◆ PROMPT
In the records below, locate the line containing "What's the underlying"; output that line and every following line through the last, exactly.

--*--

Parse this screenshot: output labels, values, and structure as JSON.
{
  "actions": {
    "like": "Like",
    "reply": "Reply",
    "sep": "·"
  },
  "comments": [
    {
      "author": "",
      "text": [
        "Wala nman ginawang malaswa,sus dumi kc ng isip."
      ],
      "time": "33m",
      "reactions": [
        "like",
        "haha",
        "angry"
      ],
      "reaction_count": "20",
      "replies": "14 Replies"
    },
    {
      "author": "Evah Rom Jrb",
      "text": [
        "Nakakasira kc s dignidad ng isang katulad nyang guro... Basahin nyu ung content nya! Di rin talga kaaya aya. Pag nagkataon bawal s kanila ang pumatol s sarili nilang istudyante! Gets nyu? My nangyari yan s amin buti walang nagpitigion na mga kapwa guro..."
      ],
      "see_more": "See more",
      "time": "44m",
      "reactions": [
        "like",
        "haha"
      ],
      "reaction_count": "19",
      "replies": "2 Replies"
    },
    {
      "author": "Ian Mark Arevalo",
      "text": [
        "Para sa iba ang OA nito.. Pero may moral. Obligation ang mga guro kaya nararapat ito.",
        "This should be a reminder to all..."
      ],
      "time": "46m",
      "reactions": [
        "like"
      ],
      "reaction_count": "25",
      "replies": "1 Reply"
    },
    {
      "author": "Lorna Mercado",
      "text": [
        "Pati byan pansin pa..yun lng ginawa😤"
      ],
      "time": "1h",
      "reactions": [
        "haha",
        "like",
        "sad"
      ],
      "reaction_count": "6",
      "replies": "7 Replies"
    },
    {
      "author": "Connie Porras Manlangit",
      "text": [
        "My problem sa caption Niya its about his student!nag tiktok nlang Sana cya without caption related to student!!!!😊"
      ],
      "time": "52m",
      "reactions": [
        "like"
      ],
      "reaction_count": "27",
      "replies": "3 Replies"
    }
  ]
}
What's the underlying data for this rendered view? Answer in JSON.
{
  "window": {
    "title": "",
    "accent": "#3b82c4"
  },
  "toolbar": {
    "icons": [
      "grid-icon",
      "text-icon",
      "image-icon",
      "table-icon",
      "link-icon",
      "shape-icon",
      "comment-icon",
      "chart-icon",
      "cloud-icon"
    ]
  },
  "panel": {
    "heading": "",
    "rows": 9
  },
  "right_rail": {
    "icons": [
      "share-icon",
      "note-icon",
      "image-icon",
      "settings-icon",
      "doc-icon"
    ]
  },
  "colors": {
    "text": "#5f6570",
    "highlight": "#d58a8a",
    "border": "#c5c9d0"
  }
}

--*--

◆ FULL OUTPUT
What's the underlying data for this rendered view? Answer in JSON.
{
  "window": {
    "title": "",
    "accent": "#3b82c4"
  },
  "toolbar": {
    "icons": [
      "grid-icon",
      "text-icon",
      "image-icon",
      "table-icon",
      "link-icon",
      "shape-icon",
      "comment-icon",
      "chart-icon",
      "cloud-icon"
    ]
  },
  "panel": {
    "heading": "",
    "rows": 9
  },
  "right_rail": {
    "icons": [
      "share-icon",
      "note-icon",
      "image-icon",
      "settings-icon",
      "doc-icon"
    ]
  },
  "colors": {
    "text": "#5f6570",
    "highlight": "#d58a8a",
    "border": "#c5c9d0"
  }
}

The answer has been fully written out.